____ DATA TO USE
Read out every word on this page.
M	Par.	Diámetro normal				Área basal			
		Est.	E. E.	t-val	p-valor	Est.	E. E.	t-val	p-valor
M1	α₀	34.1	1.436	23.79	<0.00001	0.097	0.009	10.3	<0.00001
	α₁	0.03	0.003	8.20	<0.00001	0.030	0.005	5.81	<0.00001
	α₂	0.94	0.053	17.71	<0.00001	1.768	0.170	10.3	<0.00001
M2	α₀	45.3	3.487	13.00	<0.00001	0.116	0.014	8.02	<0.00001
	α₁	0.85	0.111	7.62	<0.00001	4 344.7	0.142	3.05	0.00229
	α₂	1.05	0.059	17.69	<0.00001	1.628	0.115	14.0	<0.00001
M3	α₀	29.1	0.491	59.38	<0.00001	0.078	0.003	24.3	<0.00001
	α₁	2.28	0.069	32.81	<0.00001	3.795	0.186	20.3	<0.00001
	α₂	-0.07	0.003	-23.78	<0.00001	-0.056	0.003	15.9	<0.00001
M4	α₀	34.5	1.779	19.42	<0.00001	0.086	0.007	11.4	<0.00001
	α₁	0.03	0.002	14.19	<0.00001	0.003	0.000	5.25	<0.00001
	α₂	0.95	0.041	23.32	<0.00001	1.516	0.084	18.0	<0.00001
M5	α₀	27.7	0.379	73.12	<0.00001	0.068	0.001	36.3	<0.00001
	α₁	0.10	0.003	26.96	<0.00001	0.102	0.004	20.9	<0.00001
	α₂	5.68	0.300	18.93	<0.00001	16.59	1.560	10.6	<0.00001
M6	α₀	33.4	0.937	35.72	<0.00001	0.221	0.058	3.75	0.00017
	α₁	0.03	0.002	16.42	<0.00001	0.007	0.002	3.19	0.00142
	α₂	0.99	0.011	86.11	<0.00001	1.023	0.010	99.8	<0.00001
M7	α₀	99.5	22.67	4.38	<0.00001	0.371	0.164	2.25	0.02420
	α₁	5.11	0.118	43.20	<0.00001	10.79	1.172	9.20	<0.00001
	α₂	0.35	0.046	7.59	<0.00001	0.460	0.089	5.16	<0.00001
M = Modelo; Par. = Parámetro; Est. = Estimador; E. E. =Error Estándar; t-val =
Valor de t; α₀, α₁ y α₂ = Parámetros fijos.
________
PROBLEM TO SOLVE — Extract the full listing above without alteration.

SOLUTION —
Read out every word on this page.
M	Par.	Diámetro normal				Área basal			
		Est.	E. E.	t-val	p-valor	Est.	E. E.	t-val	p-valor
M1	α₀	34.1	1.436	23.79	<0.00001	0.097	0.009	10.3	<0.00001
	α₁	0.03	0.003	8.20	<0.00001	0.030	0.005	5.81	<0.00001
	α₂	0.94	0.053	17.71	<0.00001	1.768	0.170	10.3	<0.00001
M2	α₀	45.3	3.487	13.00	<0.00001	0.116	0.014	8.02	<0.00001
	α₁	0.85	0.111	7.62	<0.00001	4 344.7	0.142	3.05	0.00229
	α₂	1.05	0.059	17.69	<0.00001	1.628	0.115	14.0	<0.00001
M3	α₀	29.1	0.491	59.38	<0.00001	0.078	0.003	24.3	<0.00001
	α₁	2.28	0.069	32.81	<0.00001	3.795	0.186	20.3	<0.00001
	α₂	-0.07	0.003	-23.78	<0.00001	-0.056	0.003	15.9	<0.00001
M4	α₀	34.5	1.779	19.42	<0.00001	0.086	0.007	11.4	<0.00001
	α₁	0.03	0.002	14.19	<0.00001	0.003	0.000	5.25	<0.00001
	α₂	0.95	0.041	23.32	<0.00001	1.516	0.084	18.0	<0.00001
M5	α₀	27.7	0.379	73.12	<0.00001	0.068	0.001	36.3	<0.00001
	α₁	0.10	0.003	26.96	<0.00001	0.102	0.004	20.9	<0.00001
	α₂	5.68	0.300	18.93	<0.00001	16.59	1.560	10.6	<0.00001
M6	α₀	33.4	0.937	35.72	<0.00001	0.221	0.058	3.75	0.00017
	α₁	0.03	0.002	16.42	<0.00001	0.007	0.002	3.19	0.00142
	α₂	0.99	0.011	86.11	<0.00001	1.023	0.010	99.8	<0.00001
M7	α₀	99.5	22.67	4.38	<0.00001	0.371	0.164	2.25	0.02420
	α₁	5.11	0.118	43.20	<0.00001	10.79	1.172	9.20	<0.00001
	α₂	0.35	0.046	7.59	<0.00001	0.460	0.089	5.16	<0.00001
M = Modelo; Par. = Parámetro; Est. = Estimador; E. E. =Error Estándar; t-val =
Valor de t; α₀, α₁ y α₂ = Parámetros fijos.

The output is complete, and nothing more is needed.